▶ **What you are asked to do**
Count the lines below that include the word "label" and write that number alone.

▶ **Supplied entries**
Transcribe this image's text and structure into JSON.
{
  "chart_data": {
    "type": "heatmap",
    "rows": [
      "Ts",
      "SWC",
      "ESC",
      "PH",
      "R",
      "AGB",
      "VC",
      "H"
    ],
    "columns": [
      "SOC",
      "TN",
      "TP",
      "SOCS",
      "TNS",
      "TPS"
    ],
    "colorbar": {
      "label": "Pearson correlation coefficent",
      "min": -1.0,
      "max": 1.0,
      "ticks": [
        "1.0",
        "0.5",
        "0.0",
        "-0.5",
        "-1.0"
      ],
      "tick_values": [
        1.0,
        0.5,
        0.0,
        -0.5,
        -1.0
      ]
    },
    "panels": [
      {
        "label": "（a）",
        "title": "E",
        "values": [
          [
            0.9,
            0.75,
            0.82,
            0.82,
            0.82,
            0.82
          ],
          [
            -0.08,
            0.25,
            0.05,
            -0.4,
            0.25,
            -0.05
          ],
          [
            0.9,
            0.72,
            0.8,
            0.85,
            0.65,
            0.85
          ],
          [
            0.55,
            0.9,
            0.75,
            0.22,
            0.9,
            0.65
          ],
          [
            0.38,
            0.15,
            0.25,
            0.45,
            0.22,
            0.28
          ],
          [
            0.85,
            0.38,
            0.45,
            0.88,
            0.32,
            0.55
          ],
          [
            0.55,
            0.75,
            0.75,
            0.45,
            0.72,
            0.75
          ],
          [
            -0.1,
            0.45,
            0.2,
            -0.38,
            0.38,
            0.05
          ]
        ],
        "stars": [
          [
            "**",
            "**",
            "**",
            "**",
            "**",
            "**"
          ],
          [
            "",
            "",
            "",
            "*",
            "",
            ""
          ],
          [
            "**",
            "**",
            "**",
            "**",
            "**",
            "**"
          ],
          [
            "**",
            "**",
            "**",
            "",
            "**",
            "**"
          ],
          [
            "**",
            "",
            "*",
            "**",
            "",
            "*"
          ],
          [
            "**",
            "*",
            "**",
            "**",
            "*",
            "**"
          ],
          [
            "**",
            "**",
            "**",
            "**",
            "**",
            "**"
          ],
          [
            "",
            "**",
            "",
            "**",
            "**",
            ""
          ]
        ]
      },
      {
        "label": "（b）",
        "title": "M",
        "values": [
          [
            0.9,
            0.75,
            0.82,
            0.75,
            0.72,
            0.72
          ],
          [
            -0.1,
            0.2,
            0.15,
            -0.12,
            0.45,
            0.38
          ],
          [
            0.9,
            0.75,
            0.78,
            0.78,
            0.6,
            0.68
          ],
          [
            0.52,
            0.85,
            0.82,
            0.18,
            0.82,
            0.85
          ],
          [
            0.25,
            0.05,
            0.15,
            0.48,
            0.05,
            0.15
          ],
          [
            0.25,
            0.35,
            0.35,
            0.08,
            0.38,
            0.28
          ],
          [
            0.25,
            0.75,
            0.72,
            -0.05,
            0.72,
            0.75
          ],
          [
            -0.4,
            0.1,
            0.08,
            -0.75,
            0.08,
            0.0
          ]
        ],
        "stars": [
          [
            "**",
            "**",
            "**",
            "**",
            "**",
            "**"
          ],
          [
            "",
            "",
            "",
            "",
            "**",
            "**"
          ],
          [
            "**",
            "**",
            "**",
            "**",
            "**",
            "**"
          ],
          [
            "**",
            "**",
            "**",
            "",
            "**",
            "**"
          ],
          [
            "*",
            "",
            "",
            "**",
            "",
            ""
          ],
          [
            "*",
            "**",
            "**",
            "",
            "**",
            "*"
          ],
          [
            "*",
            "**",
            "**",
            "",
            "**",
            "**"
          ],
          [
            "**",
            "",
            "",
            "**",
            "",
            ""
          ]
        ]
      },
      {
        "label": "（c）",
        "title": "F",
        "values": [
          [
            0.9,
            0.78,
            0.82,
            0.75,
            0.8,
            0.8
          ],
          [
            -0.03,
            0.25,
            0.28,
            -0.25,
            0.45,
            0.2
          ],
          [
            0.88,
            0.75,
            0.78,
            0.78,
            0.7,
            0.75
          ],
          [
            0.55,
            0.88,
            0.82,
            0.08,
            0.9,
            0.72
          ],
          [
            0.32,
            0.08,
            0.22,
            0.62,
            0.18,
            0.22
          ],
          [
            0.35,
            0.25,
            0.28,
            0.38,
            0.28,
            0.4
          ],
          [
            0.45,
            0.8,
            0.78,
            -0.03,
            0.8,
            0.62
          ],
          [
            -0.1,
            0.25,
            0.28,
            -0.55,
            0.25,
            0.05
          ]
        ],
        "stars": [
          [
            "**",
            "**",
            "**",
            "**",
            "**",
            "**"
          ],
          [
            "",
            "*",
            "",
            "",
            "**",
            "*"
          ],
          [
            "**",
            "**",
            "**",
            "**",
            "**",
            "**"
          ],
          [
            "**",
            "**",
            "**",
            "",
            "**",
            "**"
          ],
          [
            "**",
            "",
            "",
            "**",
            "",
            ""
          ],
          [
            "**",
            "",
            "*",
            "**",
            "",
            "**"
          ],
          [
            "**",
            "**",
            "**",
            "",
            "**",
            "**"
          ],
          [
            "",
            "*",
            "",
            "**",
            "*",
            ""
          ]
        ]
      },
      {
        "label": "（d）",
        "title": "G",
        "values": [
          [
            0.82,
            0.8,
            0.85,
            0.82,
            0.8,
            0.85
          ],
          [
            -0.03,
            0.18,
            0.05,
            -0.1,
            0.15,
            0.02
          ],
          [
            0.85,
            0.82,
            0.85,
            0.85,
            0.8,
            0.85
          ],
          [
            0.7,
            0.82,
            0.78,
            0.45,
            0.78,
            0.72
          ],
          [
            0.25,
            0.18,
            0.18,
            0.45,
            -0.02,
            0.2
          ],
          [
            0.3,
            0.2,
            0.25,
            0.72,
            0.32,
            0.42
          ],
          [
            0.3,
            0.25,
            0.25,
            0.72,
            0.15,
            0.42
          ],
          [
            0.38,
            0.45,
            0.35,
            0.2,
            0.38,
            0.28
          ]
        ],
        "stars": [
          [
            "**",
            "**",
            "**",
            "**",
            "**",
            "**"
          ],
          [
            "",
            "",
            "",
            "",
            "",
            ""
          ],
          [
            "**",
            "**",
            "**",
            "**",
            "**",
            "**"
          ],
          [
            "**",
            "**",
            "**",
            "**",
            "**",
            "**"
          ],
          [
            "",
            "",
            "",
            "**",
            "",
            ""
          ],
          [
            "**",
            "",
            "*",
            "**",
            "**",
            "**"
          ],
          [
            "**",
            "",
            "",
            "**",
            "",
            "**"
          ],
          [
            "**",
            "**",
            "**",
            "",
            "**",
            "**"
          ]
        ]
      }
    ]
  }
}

▶ **The solution**
5